To-do list:
1 > List the victims groups that the House speech names as calling for improvements.
2 > Write out the portion of the House speech that opens with the words containing "I am pleased" and closes with "makes no sense.".

Pierre Paul-Hus Conservative Charlesbourg—Haute-Saint-Charles, QC

Madam Speaker, the debates on Bill C‑325, which I introduced last spring, are drawing to a close today.

I am pleased to see that, following the tragic events that have taken place and the serious cases brought to our attention, the Bloc Québécois has finally decided to support Bill C‑325, even though it voted in favour of Bill C‑5 at the time. I agree that amendments to the bill in committee are necessary. In fact, committees are specifically mandated to improve bills and make them fairer for all Canadians. Unfortunately, the Liberals and their NDP colleagues are clinging to a short-sighted position that makes no sense.

I have done my job with Bill C-325. Moreover, all the parties in Quebec's National Assembly—including the more right-wing parties, the centrist parties and the left-wing parties like Québec solidaire—have asked that Bill C-5 be amended because it just does not work. No one in the House would characterize the Bloc as a right-wing party. Bloc members are not nasty right wingers; they lean more to the left than to the right. However, they thought things through, saw that there is a problem and acknowledged that changes need to be made. That is why they are willing to help me move Bill C-325 forward. However, the Liberals and NDP are stubborn. There is nothing we can do.

During debate, we talked a lot about Marylène Levesque's murder. At the time, I was the one who moved the motion in the House that launched the investigation by the Standing Committee on Public Safety and National Security, of which I was a member. We investigated everything surrounding Marylène's murder, the work of the Parole Board of Canada and the flaws in how the entire situation was managed.

With Bill C-325, I am proposing common-sense improvements. For example, right now, there are no consequences for offenders who fail to abide by the conditions of their release when on parole for serious crimes. When we ask people on the street about this, they say that people who do not abide by the conditions of their release should be arrested, but that consequence does not exist. Everyone thinks it only natural to create a new offence to cover such situations. That is just common sense, and it is what I am proposing in Bill C-325.

Some are saying that professionals found that the law put in place by Bill C-5 was good. I took the time to meet with many groups, and I can say that police officers are calling for improvements. I am thinking, in particular, of the Canadian Police Association, the Fraternité des policiers et policières de Montréal and the Fraternité des policiers et policières de la Ville de Québec.

Victims groups are also calling for improvements. Here, I am thinking of REAL Women of Canada, Fédération des maisons d'hébergement pour femmes, Maison des guerrières, Communauté de citoyens en action contre les criminels violents and the Murdered or Missing Persons' Families Association. No one can say that these are nasty right-wing groups that just want tough laws. These are groups of people who represent victims. When I showed them my bill, they told me that it was just common sense and that that is what needed to be done. Victims are afraid because offenders on parole do not abide by the conditions of their release and people are not incarcerated, as they should be. Bill C-325 seeks to resolve this problem, and I will never understand why the Liberals and the NDP do not get that.

Raw records:

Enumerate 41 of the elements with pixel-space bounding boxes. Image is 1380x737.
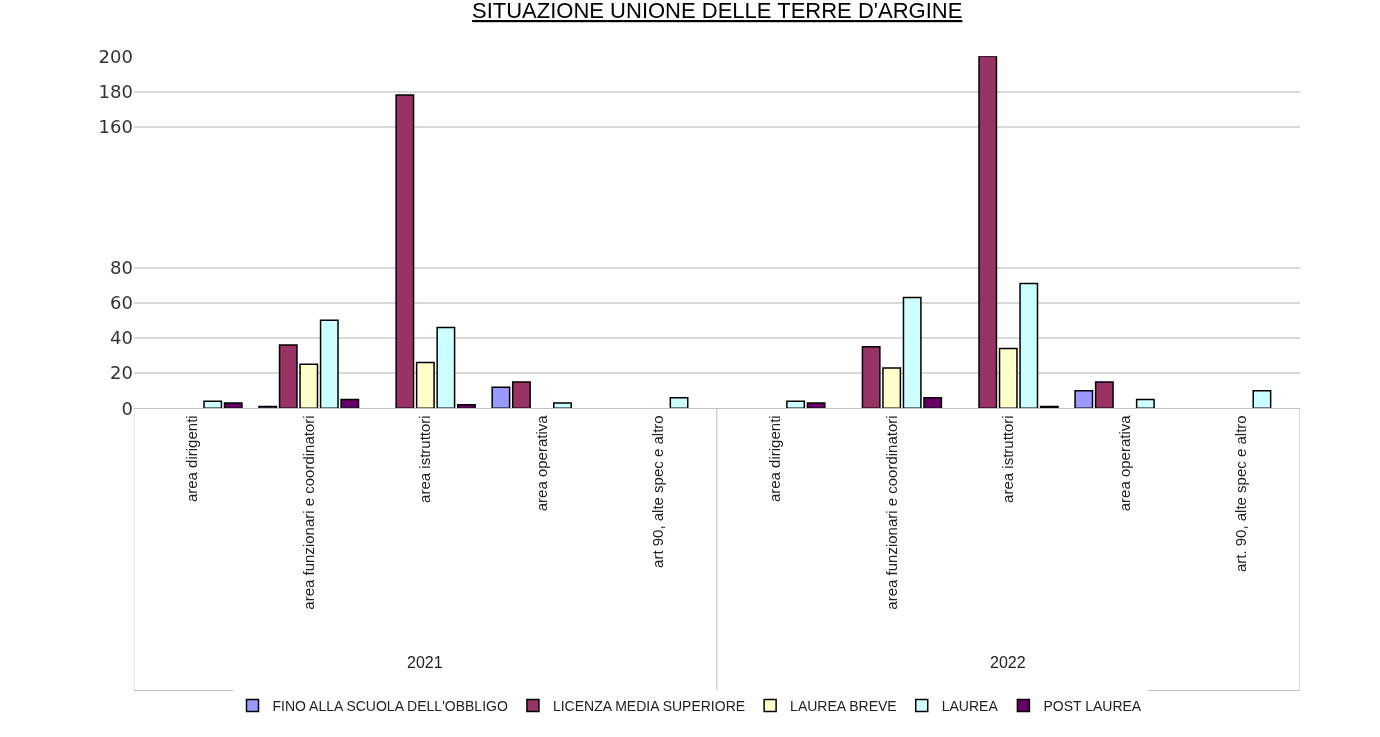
bar [552, 402, 572, 409]
bar [203, 400, 223, 409]
x-tick-label: art. 90, alte spec e altro [1232, 415, 1250, 573]
bar [1252, 390, 1272, 409]
chart-title: SITUAZIONE UNIONE DELLE TERRE D'ARGINE [472, 0, 963, 23]
y-tick-label: 20 [109, 362, 133, 384]
x-tick-label: area operativa [532, 414, 550, 512]
bar [491, 386, 511, 409]
legend-label: POST LAUREA [1043, 698, 1142, 715]
y-tick-label: 0 [121, 397, 133, 419]
bar [786, 400, 806, 409]
bar [223, 402, 243, 409]
legend-label: FINO ALLA SCUOLA DELL'OBBLIGO [272, 698, 508, 715]
x-tick-label: area funzionari e coordinatori [299, 415, 317, 610]
legend-label: LAUREA BREVE [790, 698, 897, 715]
legend-label: LICENZA MEDIA SUPERIORE [552, 698, 746, 715]
text: 2022 [990, 654, 1026, 671]
bar [978, 56, 998, 409]
bar [1074, 390, 1094, 409]
y-tick-label: 40 [109, 327, 133, 349]
legend-label: LAUREA [941, 698, 999, 715]
x-tick-label: area operativa [1115, 414, 1133, 512]
y-tick-label: 200 [98, 45, 133, 67]
x-tick-label: area istruttori [999, 415, 1017, 503]
y-tick-label: 60 [109, 292, 133, 314]
y-tick-label: 180 [98, 80, 133, 102]
bar [456, 404, 476, 409]
y-tick-label: 160 [98, 116, 133, 138]
bar [1135, 398, 1155, 409]
x-tick-label: art 90, alte spec e altro [649, 415, 667, 568]
x-tick-label: area dirigenti [765, 415, 783, 503]
bar [669, 397, 689, 409]
bar [1094, 381, 1114, 409]
bar [806, 402, 826, 409]
text: 2021 [407, 654, 443, 671]
x-tick-label: area dirigenti [183, 415, 201, 503]
y-tick-label: 80 [109, 256, 133, 278]
bar [395, 94, 415, 409]
x-tick-label: area funzionari e coordinatori [882, 415, 900, 610]
bar [511, 381, 531, 409]
x-tick-label: area istruttori [416, 415, 434, 503]
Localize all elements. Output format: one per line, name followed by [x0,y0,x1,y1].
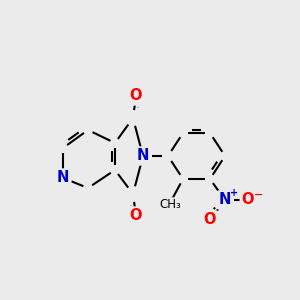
Text: N: N [219,193,231,208]
Text: +: + [230,188,238,198]
Text: CH₃: CH₃ [159,199,181,212]
Text: O: O [242,193,254,208]
Text: O: O [130,208,142,224]
Text: O: O [204,212,216,227]
Text: N: N [137,148,149,164]
Text: N: N [57,170,69,185]
Text: −: − [254,190,264,200]
Text: O: O [130,88,142,104]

Solutions:
1 >
- REAL Women of Canada
- Fédération des maisons d'hébergement pour femmes
- Maison des guerrières
- Communauté de citoyens en action contre les criminels violents
- Murdered or Missing Persons' Families Association

2 >
I am pleased to see that, following the tragic events that have taken place and the serious cases brought to our attention, the Bloc Québécois has finally decided to support Bill C‑325, even though it voted in favour of Bill C‑5 at the time. I agree that amendments to the bill in committee are necessary. In fact, committees are specifically mandated to improve bills and make them fairer for all Canadians. Unfortunately, the Liberals and their NDP colleagues are clinging to a short-sighted position that makes no sense.